WHAT YOU ARE ASKED TO DO>
Find the word "ylabel" in the material below and gather every line that contains it.
BEGIN
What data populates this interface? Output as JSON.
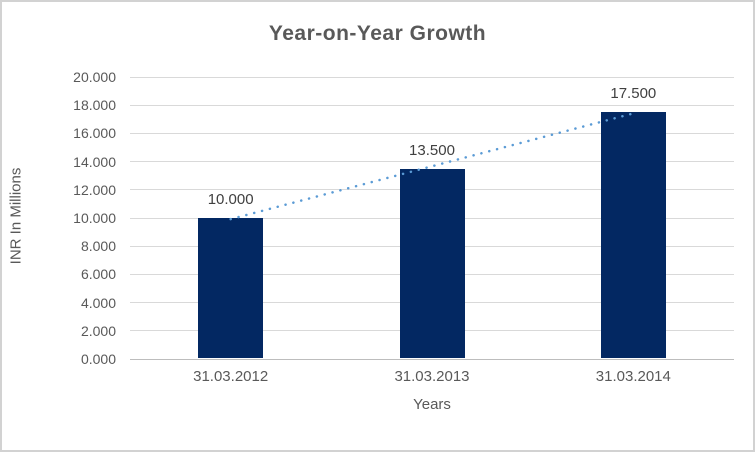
{
  "chart_data": {
    "type": "bar",
    "title": "Year-on-Year Growth",
    "xlabel": "Years",
    "ylabel": "INR In Millions",
    "categories": [
      "31.03.2012",
      "31.03.2013",
      "31.03.2014"
    ],
    "values": [
      10.0,
      13.5,
      17.5
    ],
    "value_labels": [
      "10.000",
      "13.500",
      "17.500"
    ],
    "ylim": [
      0,
      20
    ],
    "ytick_step": 2,
    "ytick_labels": [
      "0.000",
      "2.000",
      "4.000",
      "6.000",
      "8.000",
      "10.000",
      "12.000",
      "14.000",
      "16.000",
      "18.000",
      "20.000"
    ],
    "grid": true,
    "legend": "none",
    "trendline": {
      "style": "dotted",
      "color": "#5b9bd5",
      "from_value": 9.92,
      "to_value": 17.42
    },
    "colors": {
      "bar": "#032862",
      "gridline": "#d9d9d9",
      "axis_line": "#bdbdbd",
      "title_text": "#595959",
      "axis_text": "#595959",
      "data_label_text": "#404040",
      "frame_border": "#d2d2d2"
    }
  }
}
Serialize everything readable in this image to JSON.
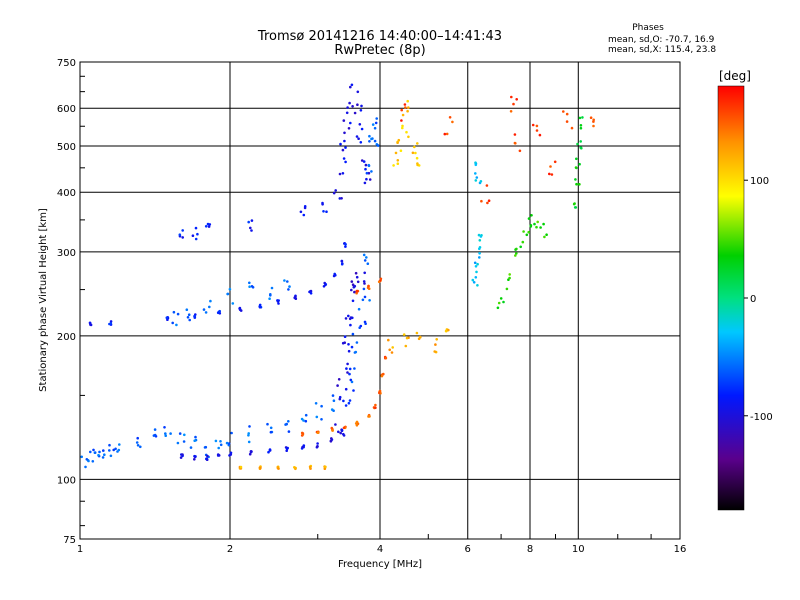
{
  "chart_data": {
    "type": "scatter",
    "title": "Tromsø 20141216 14:40:00–14:41:43",
    "subtitle": "RwPretec (8p)",
    "xlabel": "Frequency [MHz]",
    "ylabel": "Stationary phase Virtual Height [km]",
    "x_scale": "log",
    "y_scale": "log",
    "xlim": [
      1,
      16
    ],
    "ylim": [
      75,
      750
    ],
    "x_ticks": [
      1,
      2,
      4,
      6,
      8,
      10,
      16
    ],
    "y_ticks": [
      75,
      100,
      200,
      300,
      400,
      500,
      600,
      750
    ],
    "grid": true,
    "phases": {
      "heading": "Phases",
      "line1": "mean, sd,O: -70.7, 16.9",
      "line2": "mean, sd,X: 115.4, 23.8"
    },
    "colorbar": {
      "label": "[deg]",
      "range": [
        -180,
        180
      ],
      "ticks": [
        100,
        0,
        -100
      ],
      "colors": [
        "#000000",
        "#5a008c",
        "#0018ff",
        "#00c8ff",
        "#00e080",
        "#00d000",
        "#ffff00",
        "#ff9000",
        "#ff0000"
      ]
    },
    "series": [
      {
        "values": [
          {
            "points": [
              [
                1.02,
                108
              ],
              [
                1.05,
                112
              ],
              [
                1.08,
                115
              ],
              [
                1.1,
                113
              ],
              [
                1.15,
                116
              ],
              [
                1.2,
                118
              ],
              [
                1.3,
                120
              ],
              [
                1.4,
                122
              ],
              [
                1.5,
                124
              ],
              [
                1.6,
                121
              ],
              [
                1.7,
                119
              ],
              [
                1.8,
                115
              ],
              [
                1.9,
                120
              ],
              [
                2.0,
                123
              ],
              [
                2.2,
                124
              ],
              [
                2.4,
                128
              ],
              [
                2.6,
                131
              ],
              [
                2.8,
                135
              ],
              [
                3.0,
                139
              ],
              [
                3.2,
                145
              ]
            ],
            "phase": -60,
            "spread": 0.06
          },
          {
            "points": [
              [
                1.6,
                112
              ],
              [
                1.7,
                111
              ],
              [
                1.8,
                111
              ],
              [
                1.9,
                112
              ],
              [
                2.0,
                113
              ],
              [
                2.2,
                114
              ],
              [
                2.4,
                115
              ],
              [
                2.6,
                116
              ],
              [
                2.8,
                117
              ],
              [
                3.0,
                118
              ],
              [
                3.2,
                121
              ],
              [
                3.35,
                126
              ]
            ],
            "phase": -95,
            "spread": 0.015
          },
          {
            "points": [
              [
                1.05,
                213
              ],
              [
                1.15,
                213
              ],
              [
                1.5,
                218
              ],
              [
                1.7,
                220
              ],
              [
                1.9,
                223
              ],
              [
                2.1,
                227
              ],
              [
                2.3,
                231
              ],
              [
                2.5,
                235
              ],
              [
                2.7,
                241
              ],
              [
                2.9,
                248
              ],
              [
                3.1,
                256
              ],
              [
                3.25,
                268
              ],
              [
                3.35,
                285
              ],
              [
                3.4,
                310
              ]
            ],
            "phase": -85,
            "spread": 0.015
          },
          {
            "points": [
              [
                1.55,
                218
              ],
              [
                1.65,
                220
              ],
              [
                1.8,
                230
              ],
              [
                2.0,
                242
              ],
              [
                2.2,
                250
              ],
              [
                2.4,
                245
              ],
              [
                2.6,
                258
              ]
            ],
            "phase": -60,
            "spread": 0.05
          },
          {
            "points": [
              [
                3.32,
                130
              ],
              [
                3.35,
                150
              ],
              [
                3.38,
                170
              ],
              [
                3.42,
                190
              ],
              [
                3.45,
                210
              ],
              [
                3.5,
                230
              ],
              [
                3.55,
                250
              ],
              [
                3.6,
                260
              ],
              [
                3.65,
                270
              ]
            ],
            "phase": -100,
            "spread": 0.08
          },
          {
            "points": [
              [
                3.45,
                140
              ],
              [
                3.5,
                160
              ],
              [
                3.55,
                180
              ],
              [
                3.6,
                200
              ],
              [
                3.7,
                220
              ],
              [
                3.75,
                240
              ],
              [
                3.8,
                290
              ]
            ],
            "phase": -65,
            "spread": 0.08
          },
          {
            "points": [
              [
                3.3,
                400
              ],
              [
                3.35,
                450
              ],
              [
                3.4,
                500
              ],
              [
                3.45,
                550
              ],
              [
                3.5,
                600
              ],
              [
                3.55,
                640
              ],
              [
                3.6,
                580
              ],
              [
                3.65,
                520
              ],
              [
                3.7,
                460
              ],
              [
                3.75,
                420
              ]
            ],
            "phase": -95,
            "spread": 0.07
          },
          {
            "points": [
              [
                3.8,
                450
              ],
              [
                3.85,
                520
              ],
              [
                3.9,
                560
              ],
              [
                3.95,
                500
              ]
            ],
            "phase": -60,
            "spread": 0.04
          },
          {
            "points": [
              [
                2.8,
                124
              ],
              [
                3.0,
                126
              ],
              [
                3.2,
                127
              ],
              [
                3.4,
                129
              ],
              [
                3.6,
                131
              ],
              [
                3.8,
                135
              ],
              [
                3.9,
                142
              ],
              [
                4.0,
                152
              ],
              [
                4.05,
                165
              ],
              [
                4.1,
                180
              ]
            ],
            "phase": 150,
            "spread": 0.015
          },
          {
            "points": [
              [
                3.6,
                246
              ],
              [
                3.8,
                252
              ],
              [
                4.0,
                262
              ]
            ],
            "phase": 155,
            "spread": 0.015
          },
          {
            "points": [
              [
                2.1,
                106
              ],
              [
                2.3,
                106
              ],
              [
                2.5,
                106
              ],
              [
                2.7,
                106
              ],
              [
                2.9,
                106
              ],
              [
                3.1,
                106
              ]
            ],
            "phase": 120,
            "spread": 0.01
          },
          {
            "points": [
              [
                4.3,
                470
              ],
              [
                4.4,
                500
              ],
              [
                4.5,
                540
              ],
              [
                4.7,
                500
              ],
              [
                4.8,
                460
              ],
              [
                4.5,
                600
              ]
            ],
            "phase": 110,
            "spread": 0.05
          },
          {
            "points": [
              [
                4.2,
                190
              ],
              [
                4.5,
                195
              ],
              [
                4.8,
                200
              ],
              [
                5.2,
                190
              ],
              [
                5.5,
                200
              ]
            ],
            "phase": 120,
            "spread": 0.05
          },
          {
            "points": [
              [
                6.2,
                260
              ],
              [
                6.25,
                280
              ],
              [
                6.3,
                300
              ],
              [
                6.35,
                320
              ],
              [
                6.3,
                420
              ],
              [
                6.25,
                450
              ]
            ],
            "phase": -30,
            "spread": 0.04
          },
          {
            "points": [
              [
                7.0,
                230
              ],
              [
                7.2,
                260
              ],
              [
                7.5,
                300
              ],
              [
                7.8,
                320
              ],
              [
                8.0,
                340
              ],
              [
                8.2,
                350
              ],
              [
                8.5,
                330
              ]
            ],
            "phase": 40,
            "spread": 0.06
          },
          {
            "points": [
              [
                9.9,
                380
              ],
              [
                9.95,
                420
              ],
              [
                10.0,
                460
              ],
              [
                10.05,
                500
              ],
              [
                10.1,
                560
              ]
            ],
            "phase": 30,
            "spread": 0.04
          },
          {
            "points": [
              [
                1.6,
                330
              ],
              [
                1.7,
                328
              ],
              [
                1.8,
                340
              ],
              [
                2.2,
                340
              ],
              [
                2.8,
                365
              ],
              [
                3.1,
                372
              ]
            ],
            "phase": -85,
            "spread": 0.04
          },
          {
            "points": [
              [
                4.5,
                580
              ],
              [
                5.5,
                560
              ],
              [
                7.5,
                515
              ],
              [
                8.2,
                525
              ],
              [
                9.5,
                570
              ],
              [
                10.5,
                560
              ],
              [
                6.5,
                400
              ],
              [
                8.8,
                460
              ],
              [
                7.5,
                600
              ]
            ],
            "phase": 160,
            "spread": 0.08
          }
        ]
      }
    ]
  }
}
END
FINISHED ANSWER>
    "ylabel": "INR In Millions",
    "ylabel": "Stationary phase Virtual Height [km]",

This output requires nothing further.